==== Provided records

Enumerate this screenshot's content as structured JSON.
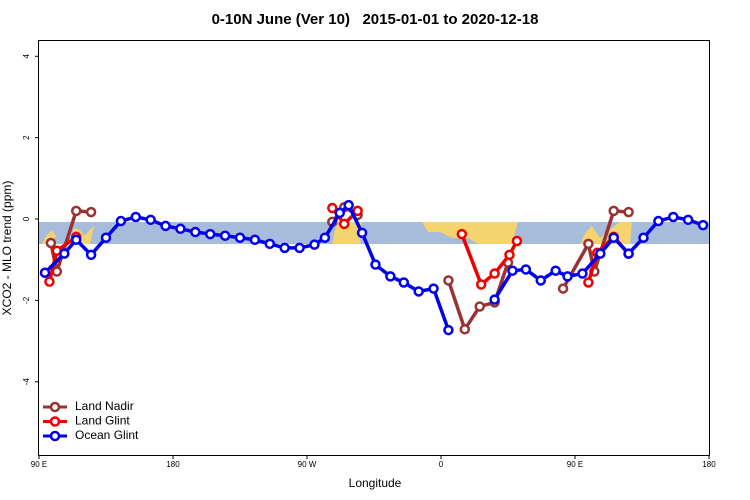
{
  "chart_data": {
    "type": "line",
    "title": "0-10N June (Ver 10)   2015-01-01 to 2020-12-18",
    "xlabel": "Longitude",
    "ylabel": "XCO2 - MLO trend (ppm)",
    "xlim": [
      90,
      540
    ],
    "ylim": [
      -5.8,
      4.4
    ],
    "xticks": [
      {
        "value": 90,
        "label": "90 E"
      },
      180,
      {
        "value": 270,
        "label": "90 W"
      },
      {
        "value": 360,
        "label": "0"
      },
      {
        "value": 450,
        "label": "90 E"
      },
      {
        "value": 540,
        "label": "180"
      }
    ],
    "yticks": [
      -4,
      -2,
      0,
      2,
      4
    ],
    "legend": "bottom-left",
    "series": [
      {
        "name": "Land Nadir",
        "color": "#993333",
        "x": [
          98,
          102,
          115,
          125,
          200,
          287,
          295,
          304,
          330,
          365,
          376,
          386,
          396,
          405,
          420,
          442,
          459,
          463,
          476,
          486
        ],
        "values": [
          -0.59,
          -1.29,
          0.2,
          0.17,
          null,
          -0.07,
          0.29,
          0.1,
          null,
          -1.51,
          -2.71,
          -2.15,
          -2.05,
          -1.07,
          null,
          -1.71,
          -0.61,
          -1.29,
          0.2,
          0.17
        ]
      },
      {
        "name": "Land Glint",
        "color": "#ee0000",
        "x": [
          97,
          102,
          115,
          200,
          287,
          295,
          304,
          340,
          374,
          387,
          396,
          406,
          411,
          430,
          459,
          465,
          476,
          486
        ],
        "values": [
          -1.54,
          -0.78,
          -0.44,
          null,
          0.27,
          -0.12,
          0.2,
          null,
          -0.37,
          -1.61,
          -1.34,
          -0.88,
          -0.54,
          null,
          -1.56,
          -0.83,
          -0.44,
          -0.85
        ]
      },
      {
        "name": "Ocean Glint",
        "color": "#0000ee",
        "x": [
          94,
          107,
          115,
          125,
          135,
          145,
          155,
          165,
          175,
          185,
          195,
          205,
          215,
          225,
          235,
          245,
          255,
          265,
          275,
          282,
          292,
          298,
          307,
          316,
          326,
          335,
          345,
          355,
          365,
          380,
          396,
          408,
          417,
          427,
          437,
          445,
          455,
          467,
          476,
          486,
          496,
          506,
          516,
          526,
          536
        ],
        "values": [
          -1.32,
          -0.85,
          -0.51,
          -0.88,
          -0.46,
          -0.05,
          0.05,
          -0.02,
          -0.17,
          -0.24,
          -0.32,
          -0.37,
          -0.41,
          -0.46,
          -0.51,
          -0.61,
          -0.71,
          -0.71,
          -0.63,
          -0.46,
          0.15,
          0.34,
          -0.34,
          -1.12,
          -1.41,
          -1.56,
          -1.78,
          -1.71,
          -2.73,
          null,
          -1.98,
          -1.27,
          -1.24,
          -1.51,
          -1.27,
          -1.41,
          -1.34,
          -0.85,
          -0.46,
          -0.85,
          -0.46,
          -0.05,
          0.05,
          -0.02,
          -0.15
        ]
      }
    ]
  }
}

========

Please transcribe the material above exactly as written. Leave the pictures out.

=== Output for this exercise ===
Enumerate this screenshot's content as structured JSON.
{
  "chart_data": {
    "type": "line",
    "title": "0-10N June (Ver 10)   2015-01-01 to 2020-12-18",
    "xlabel": "Longitude",
    "ylabel": "XCO2 - MLO trend (ppm)",
    "xlim": [
      90,
      540
    ],
    "ylim": [
      -5.8,
      4.4
    ],
    "xticks": [
      {
        "value": 90,
        "label": "90 E"
      },
      180,
      {
        "value": 270,
        "label": "90 W"
      },
      {
        "value": 360,
        "label": "0"
      },
      {
        "value": 450,
        "label": "90 E"
      },
      {
        "value": 540,
        "label": "180"
      }
    ],
    "yticks": [
      -4,
      -2,
      0,
      2,
      4
    ],
    "legend": "bottom-left",
    "series": [
      {
        "name": "Land Nadir",
        "color": "#993333",
        "x": [
          98,
          102,
          115,
          125,
          200,
          287,
          295,
          304,
          330,
          365,
          376,
          386,
          396,
          405,
          420,
          442,
          459,
          463,
          476,
          486
        ],
        "values": [
          -0.59,
          -1.29,
          0.2,
          0.17,
          null,
          -0.07,
          0.29,
          0.1,
          null,
          -1.51,
          -2.71,
          -2.15,
          -2.05,
          -1.07,
          null,
          -1.71,
          -0.61,
          -1.29,
          0.2,
          0.17
        ]
      },
      {
        "name": "Land Glint",
        "color": "#ee0000",
        "x": [
          97,
          102,
          115,
          200,
          287,
          295,
          304,
          340,
          374,
          387,
          396,
          406,
          411,
          430,
          459,
          465,
          476,
          486
        ],
        "values": [
          -1.54,
          -0.78,
          -0.44,
          null,
          0.27,
          -0.12,
          0.2,
          null,
          -0.37,
          -1.61,
          -1.34,
          -0.88,
          -0.54,
          null,
          -1.56,
          -0.83,
          -0.44,
          -0.85
        ]
      },
      {
        "name": "Ocean Glint",
        "color": "#0000ee",
        "x": [
          94,
          107,
          115,
          125,
          135,
          145,
          155,
          165,
          175,
          185,
          195,
          205,
          215,
          225,
          235,
          245,
          255,
          265,
          275,
          282,
          292,
          298,
          307,
          316,
          326,
          335,
          345,
          355,
          365,
          380,
          396,
          408,
          417,
          427,
          437,
          445,
          455,
          467,
          476,
          486,
          496,
          506,
          516,
          526,
          536
        ],
        "values": [
          -1.32,
          -0.85,
          -0.51,
          -0.88,
          -0.46,
          -0.05,
          0.05,
          -0.02,
          -0.17,
          -0.24,
          -0.32,
          -0.37,
          -0.41,
          -0.46,
          -0.51,
          -0.61,
          -0.71,
          -0.71,
          -0.63,
          -0.46,
          0.15,
          0.34,
          -0.34,
          -1.12,
          -1.41,
          -1.56,
          -1.78,
          -1.71,
          -2.73,
          null,
          -1.98,
          -1.27,
          -1.24,
          -1.51,
          -1.27,
          -1.41,
          -1.34,
          -0.85,
          -0.46,
          -0.85,
          -0.46,
          -0.05,
          0.05,
          -0.02,
          -0.15
        ]
      }
    ]
  }
}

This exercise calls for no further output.